##### Exercise inputs

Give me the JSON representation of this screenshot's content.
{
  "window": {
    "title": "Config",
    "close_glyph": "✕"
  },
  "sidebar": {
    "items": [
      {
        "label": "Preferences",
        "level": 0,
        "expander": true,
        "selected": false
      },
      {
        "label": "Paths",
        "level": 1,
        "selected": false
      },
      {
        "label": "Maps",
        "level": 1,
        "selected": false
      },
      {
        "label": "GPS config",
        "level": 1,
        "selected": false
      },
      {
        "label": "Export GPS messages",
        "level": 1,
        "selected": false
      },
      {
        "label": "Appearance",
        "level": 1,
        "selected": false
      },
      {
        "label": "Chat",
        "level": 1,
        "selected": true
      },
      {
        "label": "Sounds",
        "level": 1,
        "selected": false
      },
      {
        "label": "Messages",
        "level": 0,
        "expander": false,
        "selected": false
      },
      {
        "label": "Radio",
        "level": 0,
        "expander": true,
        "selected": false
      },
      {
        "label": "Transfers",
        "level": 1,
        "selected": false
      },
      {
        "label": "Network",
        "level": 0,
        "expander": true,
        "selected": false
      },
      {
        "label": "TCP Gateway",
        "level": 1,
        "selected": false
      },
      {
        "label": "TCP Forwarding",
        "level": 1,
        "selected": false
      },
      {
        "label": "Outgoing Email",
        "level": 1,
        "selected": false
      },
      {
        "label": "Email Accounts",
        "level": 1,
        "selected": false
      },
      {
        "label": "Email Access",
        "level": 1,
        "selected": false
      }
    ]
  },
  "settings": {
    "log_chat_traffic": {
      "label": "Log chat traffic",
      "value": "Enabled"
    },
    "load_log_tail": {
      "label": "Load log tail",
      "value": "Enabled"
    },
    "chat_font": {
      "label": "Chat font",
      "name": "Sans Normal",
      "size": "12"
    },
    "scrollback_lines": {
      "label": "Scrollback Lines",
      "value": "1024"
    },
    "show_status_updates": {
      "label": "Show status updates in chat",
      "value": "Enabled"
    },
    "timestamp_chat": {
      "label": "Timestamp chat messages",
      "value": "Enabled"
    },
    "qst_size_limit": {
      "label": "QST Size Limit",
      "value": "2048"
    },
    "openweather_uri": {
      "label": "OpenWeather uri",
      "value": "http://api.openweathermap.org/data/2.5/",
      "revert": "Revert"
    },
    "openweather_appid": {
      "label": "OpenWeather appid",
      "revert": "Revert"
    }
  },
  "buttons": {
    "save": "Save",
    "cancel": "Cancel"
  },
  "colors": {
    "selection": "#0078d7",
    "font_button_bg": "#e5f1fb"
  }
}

##########

Instruction ->
Extract lines where the string "Email" occurs.

Complete answer ->
        "label": "Outgoing Email",
        "label": "Email Accounts",
        "label": "Email Access",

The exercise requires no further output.